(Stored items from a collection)
★ ★ ★ ★ ★

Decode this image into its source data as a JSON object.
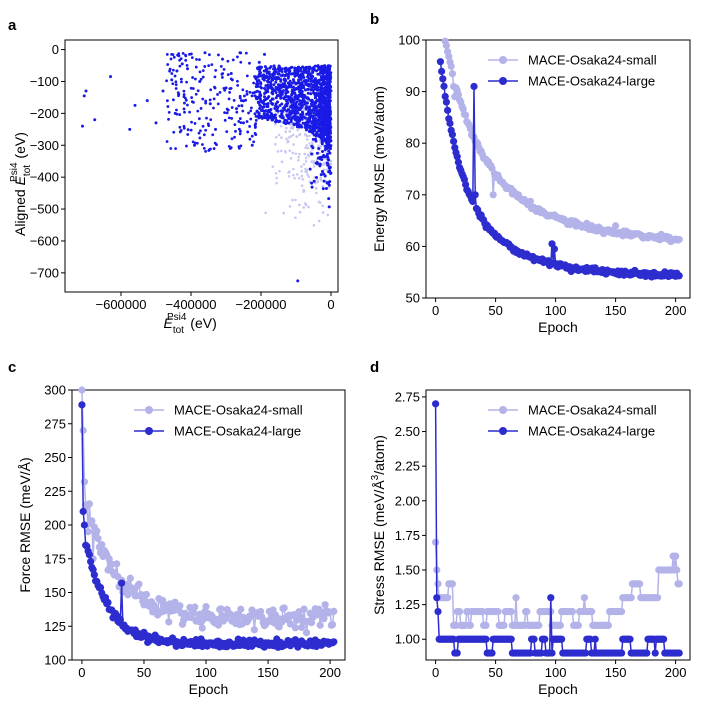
{
  "colors": {
    "small": "#b3b3ea",
    "large": "#2c2ccf",
    "scatter_dark": "#1a1ae6",
    "scatter_light": "#c8c8f2"
  },
  "panels": [
    {
      "letter": "a",
      "chart_data": {
        "type": "scatter",
        "xlabel_main": "E",
        "xlabel_sub": "tot",
        "xlabel_sup": "Psi4",
        "xlabel_unit": " (eV)",
        "ylabel_prefix": "Aligned ",
        "ylabel_main": "E",
        "ylabel_sub": "tot",
        "ylabel_sup": "Psi4",
        "ylabel_unit": " (eV)",
        "xlim": [
          -760000,
          20000
        ],
        "ylim": [
          -760,
          30
        ],
        "xticks": [
          {
            "v": -600000,
            "label": "−600000"
          },
          {
            "v": -400000,
            "label": "−400000"
          },
          {
            "v": -200000,
            "label": "−200000"
          },
          {
            "v": 0,
            "label": "0"
          }
        ],
        "yticks": [
          {
            "v": 0,
            "label": "0"
          },
          {
            "v": -100,
            "label": "−100"
          },
          {
            "v": -200,
            "label": "−200"
          },
          {
            "v": -300,
            "label": "−300"
          },
          {
            "v": -400,
            "label": "−400"
          },
          {
            "v": -500,
            "label": "−500"
          },
          {
            "v": -600,
            "label": "−600"
          },
          {
            "v": -700,
            "label": "−700"
          }
        ],
        "outliers": [
          {
            "x": -705000,
            "y": -145
          },
          {
            "x": -700000,
            "y": -130
          },
          {
            "x": -710000,
            "y": -240
          },
          {
            "x": -675000,
            "y": -220
          },
          {
            "x": -630000,
            "y": -85
          },
          {
            "x": -575000,
            "y": -250
          },
          {
            "x": -560000,
            "y": -175
          },
          {
            "x": -525000,
            "y": -160
          },
          {
            "x": -500000,
            "y": -230
          },
          {
            "x": -480000,
            "y": -130
          },
          {
            "x": -455000,
            "y": -95
          },
          {
            "x": -445000,
            "y": -200
          },
          {
            "x": -435000,
            "y": -140
          },
          {
            "x": -425000,
            "y": -45
          },
          {
            "x": -410000,
            "y": -60
          },
          {
            "x": -390000,
            "y": -300
          },
          {
            "x": -375000,
            "y": -100
          },
          {
            "x": -360000,
            "y": -10
          },
          {
            "x": -345000,
            "y": -170
          },
          {
            "x": -330000,
            "y": -250
          },
          {
            "x": -310000,
            "y": -30
          },
          {
            "x": -300000,
            "y": -120
          },
          {
            "x": -285000,
            "y": -75
          },
          {
            "x": -270000,
            "y": -185
          },
          {
            "x": -260000,
            "y": -10
          },
          {
            "x": -250000,
            "y": -230
          },
          {
            "x": -240000,
            "y": -140
          },
          {
            "x": -225000,
            "y": -300
          },
          {
            "x": -215000,
            "y": -90
          },
          {
            "x": -205000,
            "y": -40
          },
          {
            "x": -190000,
            "y": -15
          },
          {
            "x": -95000,
            "y": -725
          }
        ]
      }
    },
    {
      "letter": "b",
      "chart_data": {
        "type": "line",
        "xlabel": "Epoch",
        "ylabel": "Energy RMSE (meV/atom)",
        "xlim": [
          -8,
          212
        ],
        "ylim": [
          50,
          100
        ],
        "xticks": [
          {
            "v": 0,
            "label": "0"
          },
          {
            "v": 50,
            "label": "50"
          },
          {
            "v": 100,
            "label": "100"
          },
          {
            "v": 150,
            "label": "150"
          },
          {
            "v": 200,
            "label": "200"
          }
        ],
        "yticks": [
          {
            "v": 50,
            "label": "50"
          },
          {
            "v": 60,
            "label": "60"
          },
          {
            "v": 70,
            "label": "70"
          },
          {
            "v": 80,
            "label": "80"
          },
          {
            "v": 90,
            "label": "90"
          },
          {
            "v": 100,
            "label": "100"
          }
        ],
        "legend": [
          "MACE-Osaka24-small",
          "MACE-Osaka24-large"
        ],
        "series": [
          {
            "name": "MACE-Osaka24-small",
            "model": "exp",
            "start": 101,
            "end": 60.2,
            "tau": 70,
            "start_epoch": 7,
            "spikes": [
              [
                15,
                91
              ],
              [
                16,
                89
              ],
              [
                48,
                70
              ],
              [
                150,
                64
              ]
            ]
          },
          {
            "name": "MACE-Osaka24-large",
            "model": "exp",
            "start": 96,
            "end": 54.2,
            "tau": 45,
            "start_epoch": 4,
            "spikes": [
              [
                32,
                91
              ],
              [
                33,
                70
              ],
              [
                97,
                60.5
              ],
              [
                99,
                59.5
              ]
            ]
          }
        ]
      }
    },
    {
      "letter": "c",
      "chart_data": {
        "type": "line",
        "xlabel": "Epoch",
        "ylabel": "Force RMSE (meV/Å)",
        "xlim": [
          -8,
          212
        ],
        "ylim": [
          100,
          300
        ],
        "xticks": [
          {
            "v": 0,
            "label": "0"
          },
          {
            "v": 50,
            "label": "50"
          },
          {
            "v": 100,
            "label": "100"
          },
          {
            "v": 150,
            "label": "150"
          },
          {
            "v": 200,
            "label": "200"
          }
        ],
        "yticks": [
          {
            "v": 100,
            "label": "100"
          },
          {
            "v": 125,
            "label": "125"
          },
          {
            "v": 150,
            "label": "150"
          },
          {
            "v": 175,
            "label": "175"
          },
          {
            "v": 200,
            "label": "200"
          },
          {
            "v": 225,
            "label": "225"
          },
          {
            "v": 250,
            "label": "250"
          },
          {
            "v": 275,
            "label": "275"
          },
          {
            "v": 300,
            "label": "300"
          }
        ],
        "legend": [
          "MACE-Osaka24-small",
          "MACE-Osaka24-large"
        ],
        "series": [
          {
            "name": "MACE-Osaka24-small",
            "model": "decay",
            "first": [
              300,
              270,
              232,
              215
            ],
            "end": 131,
            "tau": 25,
            "noise": 4,
            "spikes": [
              [
                5,
                195
              ],
              [
                9,
                175
              ]
            ]
          },
          {
            "name": "MACE-Osaka24-large",
            "model": "decay",
            "first": [
              289,
              210,
              200,
              185
            ],
            "end": 112,
            "tau": 18,
            "noise": 1.5,
            "spikes": [
              [
                32,
                157
              ],
              [
                33,
                125
              ]
            ]
          }
        ]
      }
    },
    {
      "letter": "d",
      "chart_data": {
        "type": "line",
        "xlabel": "Epoch",
        "ylabel_main": "Stress RMSE (meV/Å",
        "ylabel_sup": "3",
        "ylabel_tail": "/atom)",
        "xlim": [
          -8,
          212
        ],
        "ylim": [
          0.85,
          2.8
        ],
        "xticks": [
          {
            "v": 0,
            "label": "0"
          },
          {
            "v": 50,
            "label": "50"
          },
          {
            "v": 100,
            "label": "100"
          },
          {
            "v": 150,
            "label": "150"
          },
          {
            "v": 200,
            "label": "200"
          }
        ],
        "yticks": [
          {
            "v": 1.0,
            "label": "1.00"
          },
          {
            "v": 1.25,
            "label": "1.25"
          },
          {
            "v": 1.5,
            "label": "1.50"
          },
          {
            "v": 1.75,
            "label": "1.75"
          },
          {
            "v": 2.0,
            "label": "2.00"
          },
          {
            "v": 2.25,
            "label": "2.25"
          },
          {
            "v": 2.5,
            "label": "2.50"
          },
          {
            "v": 2.75,
            "label": "2.75"
          }
        ],
        "legend": [
          "MACE-Osaka24-small",
          "MACE-Osaka24-large"
        ],
        "series": [
          {
            "name": "MACE-Osaka24-small",
            "model": "step",
            "first": [
              1.7,
              1.5,
              1.4
            ],
            "levels": [
              [
                3,
                14,
                [
                  1.3,
                  1.4
                ]
              ],
              [
                15,
                155,
                [
                  1.1,
                  1.2
                ]
              ],
              [
                156,
                185,
                [
                  1.3,
                  1.4
                ]
              ],
              [
                186,
                203,
                [
                  1.4,
                  1.5
                ]
              ]
            ],
            "spikes": [
              [
                67,
                1.3
              ],
              [
                124,
                1.3
              ],
              [
                198,
                1.6
              ],
              [
                200,
                1.6
              ]
            ]
          },
          {
            "name": "MACE-Osaka24-large",
            "model": "step",
            "first": [
              2.7,
              1.3,
              1.2
            ],
            "levels": [
              [
                3,
                15,
                [
                  1.0,
                  1.1
                ]
              ],
              [
                16,
                155,
                [
                  0.9,
                  1.0
                ]
              ],
              [
                156,
                203,
                [
                  0.9,
                  1.0
                ]
              ]
            ],
            "spikes": [
              [
                96,
                1.3
              ]
            ]
          }
        ]
      }
    }
  ]
}
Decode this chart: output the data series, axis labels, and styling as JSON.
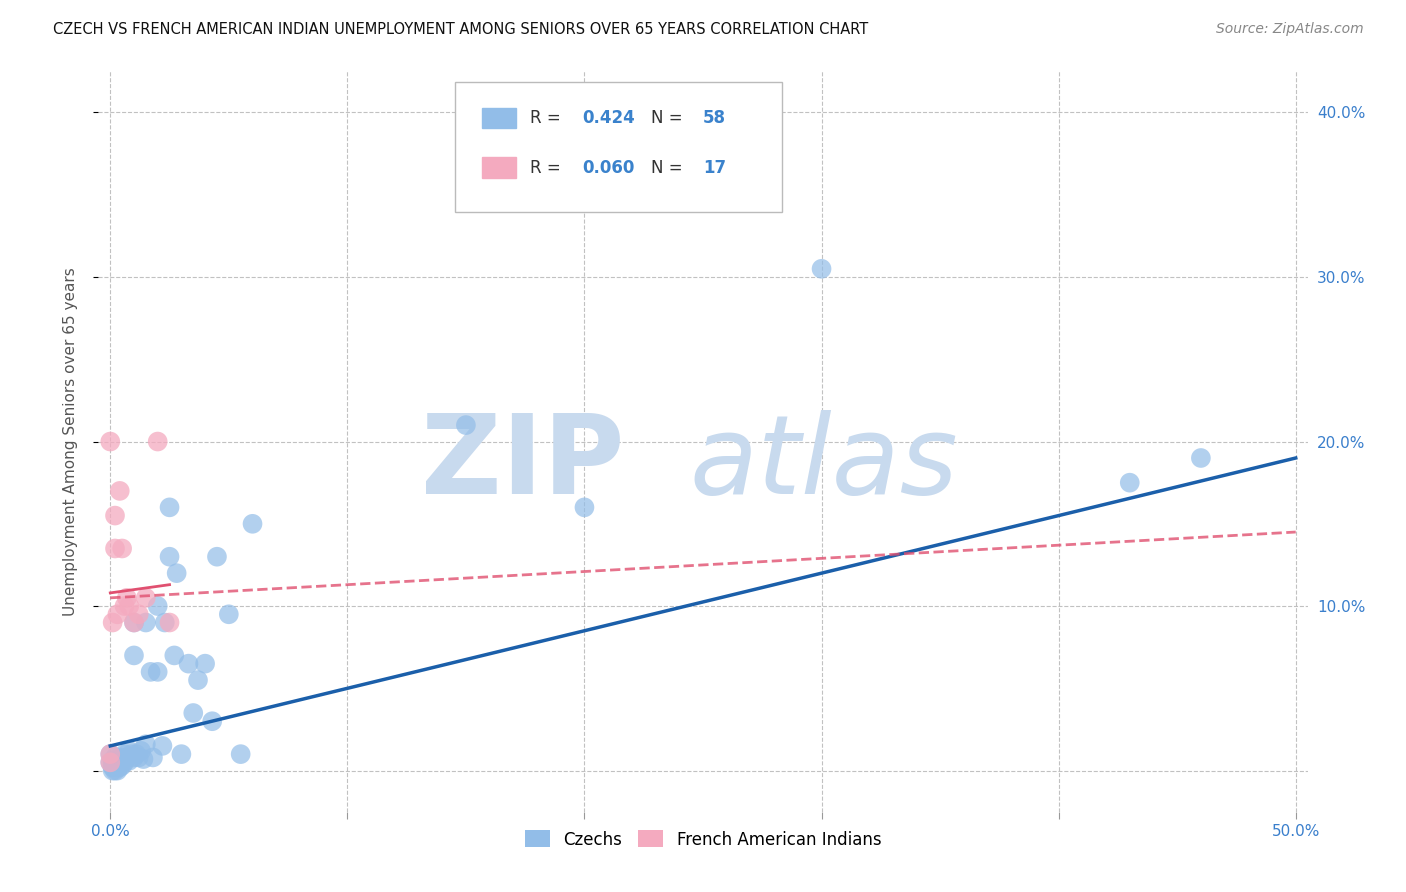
{
  "title": "CZECH VS FRENCH AMERICAN INDIAN UNEMPLOYMENT AMONG SENIORS OVER 65 YEARS CORRELATION CHART",
  "source": "Source: ZipAtlas.com",
  "ylabel": "Unemployment Among Seniors over 65 years",
  "xlim": [
    -0.005,
    0.505
  ],
  "ylim": [
    -0.025,
    0.425
  ],
  "xticks": [
    0.0,
    0.1,
    0.2,
    0.3,
    0.4,
    0.5
  ],
  "xticklabels": [
    "0.0%",
    "",
    "",
    "",
    "",
    "50.0%"
  ],
  "yticks": [
    0.0,
    0.1,
    0.2,
    0.3,
    0.4
  ],
  "right_yticklabels": [
    "",
    "10.0%",
    "20.0%",
    "30.0%",
    "40.0%"
  ],
  "czech_color": "#92BDE8",
  "czech_color_line": "#1B5FAA",
  "french_color": "#F4AABF",
  "french_color_line": "#E05070",
  "legend_color_blue": "#3A82CC",
  "legend_color_pink": "#E05070",
  "watermark_zip_color": "#C8DAEE",
  "watermark_atlas_color": "#C8DAEE",
  "background_color": "#FFFFFF",
  "grid_color": "#BBBBBB",
  "czech_x": [
    0.0,
    0.0,
    0.001,
    0.001,
    0.001,
    0.001,
    0.002,
    0.002,
    0.002,
    0.002,
    0.003,
    0.003,
    0.003,
    0.004,
    0.004,
    0.004,
    0.005,
    0.005,
    0.006,
    0.006,
    0.007,
    0.008,
    0.008,
    0.009,
    0.01,
    0.01,
    0.01,
    0.011,
    0.012,
    0.013,
    0.014,
    0.015,
    0.015,
    0.017,
    0.018,
    0.02,
    0.02,
    0.022,
    0.023,
    0.025,
    0.025,
    0.027,
    0.028,
    0.03,
    0.033,
    0.035,
    0.037,
    0.04,
    0.043,
    0.045,
    0.05,
    0.055,
    0.06,
    0.15,
    0.2,
    0.3,
    0.43,
    0.46
  ],
  "czech_y": [
    0.01,
    0.005,
    0.0,
    0.002,
    0.003,
    0.006,
    0.0,
    0.003,
    0.005,
    0.008,
    0.0,
    0.003,
    0.006,
    0.002,
    0.005,
    0.008,
    0.003,
    0.007,
    0.005,
    0.01,
    0.008,
    0.006,
    0.012,
    0.01,
    0.008,
    0.07,
    0.09,
    0.01,
    0.008,
    0.012,
    0.007,
    0.016,
    0.09,
    0.06,
    0.008,
    0.06,
    0.1,
    0.015,
    0.09,
    0.13,
    0.16,
    0.07,
    0.12,
    0.01,
    0.065,
    0.035,
    0.055,
    0.065,
    0.03,
    0.13,
    0.095,
    0.01,
    0.15,
    0.21,
    0.16,
    0.305,
    0.175,
    0.19
  ],
  "french_x": [
    0.0,
    0.0,
    0.0,
    0.001,
    0.002,
    0.002,
    0.003,
    0.004,
    0.005,
    0.006,
    0.007,
    0.008,
    0.01,
    0.012,
    0.015,
    0.02,
    0.025
  ],
  "french_y": [
    0.005,
    0.01,
    0.2,
    0.09,
    0.135,
    0.155,
    0.095,
    0.17,
    0.135,
    0.1,
    0.105,
    0.1,
    0.09,
    0.095,
    0.105,
    0.2,
    0.09
  ],
  "czech_line_x0": 0.0,
  "czech_line_x1": 0.5,
  "czech_line_y0": 0.015,
  "czech_line_y1": 0.19,
  "french_line_x0": 0.0,
  "french_line_x1": 0.5,
  "french_line_y0": 0.105,
  "french_line_y1": 0.145
}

★ ★ ★ ★ ★

[REQUIREMENT]:
Each line in the listing above either holds the string "source" or does not; state how many do, giving the number only.

[ANSWER IN FULL]:
2